◆ **REQUEST**
Gather the lines that hold the string "Arnhem".

◆ **EXERCISE MATERIALS**
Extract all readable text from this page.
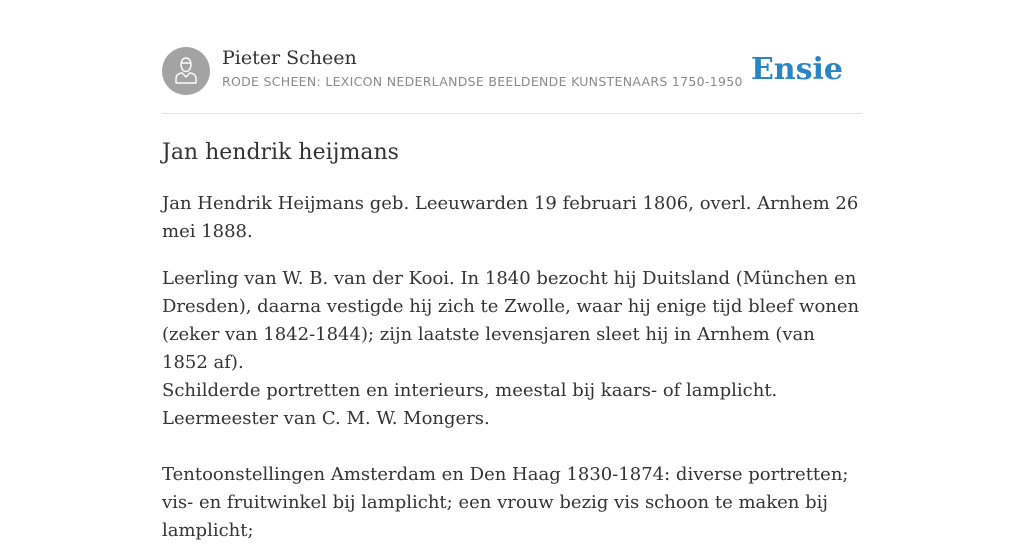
Pieter Scheen
RODE SCHEEN: LEXICON NEDERLANDSE BEELDENDE KUNSTENAARS 1750-1950 Ensie
Jan hendrik heijmans

Jan Hendrik Heijmans geb. Leeuwarden 19 februari 1806, overl. Arnhem 26 mei 1888.

Leerling van W. B. van der Kooi. In 1840 bezocht hij Duitsland (München en Dresden), daarna vestigde hij zich te Zwolle, waar hij enige tijd bleef wonen (zeker van 1842-1844); zijn laatste levensjaren sleet hij in Arnhem (van 1852 af).

Schilderde portretten en interieurs, meestal bij kaars- of lamplicht. Leermeester van C. M. W. Mongers.

Tentoonstellingen Amsterdam en Den Haag 1830-1874: diverse portretten; vis- en fruitwinkel bij lamplicht; een vrouw bezig vis schoon te maken bij lamplicht;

◆ **WRITTEN ANSWER**
Jan Hendrik Heijmans geb. Leeuwarden 19 februari 1806, overl. Arnhem 26 mei 1888.
Leerling van W. B. van der Kooi. In 1840 bezocht hij Duitsland (München en Dresden), daarna vestigde hij zich te Zwolle, waar hij enige tijd bleef wonen (zeker van 1842-1844); zijn laatste levensjaren sleet hij in Arnhem (van 1852 af).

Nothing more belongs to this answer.